Ricopia senza modifiche il passo del testo sulla prova per l'abilitazione da "La prova è costituita" a "di almeno 42/60.".

=== ESTRATTO DEL DOCUMENTO ===

────────────────────

La prova della procedura straordinaria: 60 domande in 60 minuti

La prova della procedura straordinaria  per l’abilitazione nella scuola secondaria di I e II grado consiste in una prova scritta computer based  composta da 60 quesiti a risposta multipla della durata di 60 minuti (fermi restando eventuali tempi aggiuntivi per candidati di cui all’art. 20 della legge 104/92

La prova è costituita da 60 quesiti a risposta chiusa con quattro opzioni di risposta, di cui una sola corretta, così ripartiti:

a. competenze disciplinari relative alla classe di concorso: 40 quesiti;
b. competenze didattico/metodologiche: 20 quesiti.

La risposta corretta vale 1 punto, la risposta non data o errata vale 0 punti. Il punteggio minimo per superare la prova è 42/60. Programma prova scritta

La seconda parte della procedura per ottenere l’abilitazione: serve supplenza almeno al 30 giugno

Per ogni classe di concorso la commissione stilerà degli elenchi non graduati formati dai docenti che superano la prova con il punteggio di almeno 42/60.

I docenti inseriti nell’elenco non graduato  acquisiranno l’abilitazione al compimento di quanto previsto dall’articolo 1, comma 13, lettera c), del predetto Decreto-Legge, a decorrere dall’anno scolastico 2020/21, su tutto il territorio nazionale.

────────────────────

=== DATI ESERCIZIO ===
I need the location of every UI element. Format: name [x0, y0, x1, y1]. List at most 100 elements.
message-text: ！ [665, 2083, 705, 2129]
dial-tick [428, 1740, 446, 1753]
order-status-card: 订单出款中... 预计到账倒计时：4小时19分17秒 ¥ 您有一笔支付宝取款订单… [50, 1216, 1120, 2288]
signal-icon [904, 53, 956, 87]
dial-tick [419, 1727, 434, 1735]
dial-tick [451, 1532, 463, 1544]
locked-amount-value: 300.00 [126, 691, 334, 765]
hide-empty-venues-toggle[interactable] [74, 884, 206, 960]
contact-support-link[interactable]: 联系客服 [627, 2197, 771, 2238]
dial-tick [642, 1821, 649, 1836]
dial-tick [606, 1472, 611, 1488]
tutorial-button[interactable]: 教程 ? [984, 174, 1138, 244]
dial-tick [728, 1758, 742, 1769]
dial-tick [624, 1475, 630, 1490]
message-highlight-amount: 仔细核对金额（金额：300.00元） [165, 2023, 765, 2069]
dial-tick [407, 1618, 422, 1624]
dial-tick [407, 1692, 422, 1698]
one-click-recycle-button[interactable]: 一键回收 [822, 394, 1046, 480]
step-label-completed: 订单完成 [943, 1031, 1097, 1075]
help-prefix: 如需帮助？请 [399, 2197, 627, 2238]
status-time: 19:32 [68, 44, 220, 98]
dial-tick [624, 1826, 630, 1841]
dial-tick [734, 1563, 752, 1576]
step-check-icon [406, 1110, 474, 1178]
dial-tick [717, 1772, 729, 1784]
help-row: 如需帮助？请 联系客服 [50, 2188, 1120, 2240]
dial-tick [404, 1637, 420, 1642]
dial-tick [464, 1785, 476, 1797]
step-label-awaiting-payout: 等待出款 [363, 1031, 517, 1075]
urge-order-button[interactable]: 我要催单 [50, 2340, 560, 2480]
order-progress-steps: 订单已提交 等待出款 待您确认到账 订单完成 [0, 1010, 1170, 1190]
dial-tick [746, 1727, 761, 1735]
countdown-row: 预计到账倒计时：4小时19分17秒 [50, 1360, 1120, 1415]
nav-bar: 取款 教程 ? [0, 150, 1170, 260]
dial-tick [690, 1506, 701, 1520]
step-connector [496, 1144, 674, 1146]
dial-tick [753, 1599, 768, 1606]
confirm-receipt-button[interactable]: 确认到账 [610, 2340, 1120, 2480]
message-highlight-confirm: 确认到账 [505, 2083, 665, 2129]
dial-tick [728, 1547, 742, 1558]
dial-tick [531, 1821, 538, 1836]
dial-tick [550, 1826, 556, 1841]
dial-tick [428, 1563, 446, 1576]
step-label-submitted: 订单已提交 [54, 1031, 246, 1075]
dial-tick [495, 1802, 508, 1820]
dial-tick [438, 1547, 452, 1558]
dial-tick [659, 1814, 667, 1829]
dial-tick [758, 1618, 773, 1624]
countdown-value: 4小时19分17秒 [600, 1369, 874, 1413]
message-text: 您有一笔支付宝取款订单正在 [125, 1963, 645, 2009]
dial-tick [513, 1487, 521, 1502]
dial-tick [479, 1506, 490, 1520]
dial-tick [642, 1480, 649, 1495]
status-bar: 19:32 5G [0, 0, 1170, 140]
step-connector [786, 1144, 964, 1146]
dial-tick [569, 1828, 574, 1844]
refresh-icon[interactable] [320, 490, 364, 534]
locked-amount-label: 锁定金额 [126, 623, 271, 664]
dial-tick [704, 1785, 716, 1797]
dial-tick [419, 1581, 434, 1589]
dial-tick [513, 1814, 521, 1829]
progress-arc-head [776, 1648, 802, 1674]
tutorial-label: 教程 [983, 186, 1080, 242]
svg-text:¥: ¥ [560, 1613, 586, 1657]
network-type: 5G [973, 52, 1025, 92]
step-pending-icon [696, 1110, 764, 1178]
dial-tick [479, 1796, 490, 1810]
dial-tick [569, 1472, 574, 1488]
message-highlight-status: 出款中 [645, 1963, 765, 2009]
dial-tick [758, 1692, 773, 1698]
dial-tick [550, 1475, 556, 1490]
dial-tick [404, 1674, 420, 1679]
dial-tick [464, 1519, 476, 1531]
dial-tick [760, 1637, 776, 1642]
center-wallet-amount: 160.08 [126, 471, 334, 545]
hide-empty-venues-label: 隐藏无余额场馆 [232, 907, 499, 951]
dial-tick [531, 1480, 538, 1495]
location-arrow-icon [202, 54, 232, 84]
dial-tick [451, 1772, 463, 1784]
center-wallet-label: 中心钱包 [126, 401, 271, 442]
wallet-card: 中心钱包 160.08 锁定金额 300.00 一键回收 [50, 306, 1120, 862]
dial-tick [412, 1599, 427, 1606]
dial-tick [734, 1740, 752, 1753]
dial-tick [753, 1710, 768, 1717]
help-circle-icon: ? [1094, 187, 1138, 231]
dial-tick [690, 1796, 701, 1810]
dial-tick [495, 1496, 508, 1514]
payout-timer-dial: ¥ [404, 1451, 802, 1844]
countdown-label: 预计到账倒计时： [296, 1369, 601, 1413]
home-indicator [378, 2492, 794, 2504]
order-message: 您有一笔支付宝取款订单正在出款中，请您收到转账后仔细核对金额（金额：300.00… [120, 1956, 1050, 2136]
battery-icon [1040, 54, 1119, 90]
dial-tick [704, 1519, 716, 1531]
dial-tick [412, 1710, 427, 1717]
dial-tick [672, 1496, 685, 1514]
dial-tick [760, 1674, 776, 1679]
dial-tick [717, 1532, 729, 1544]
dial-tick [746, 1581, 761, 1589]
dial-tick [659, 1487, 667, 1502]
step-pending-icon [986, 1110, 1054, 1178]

────────────────────

=== SPAZIO RISPOSTA ===
La prova è costituita da 60 quesiti a risposta chiusa con quattro opzioni di risposta, di cui una sola corretta, così ripartiti:

a. competenze disciplinari relative alla classe di concorso: 40 quesiti;
b. competenze didattico/metodologiche: 20 quesiti.

La risposta corretta vale 1 punto, la risposta non data o errata vale 0 punti. Il punteggio minimo per superare la prova è 42/60. Programma prova scritta

La seconda parte della procedura per ottenere l’abilitazione: serve supplenza almeno al 30 giugno

Per ogni classe di concorso la commissione stilerà degli elenchi non graduati formati dai docenti che superano la prova con il punteggio di almeno 42/60.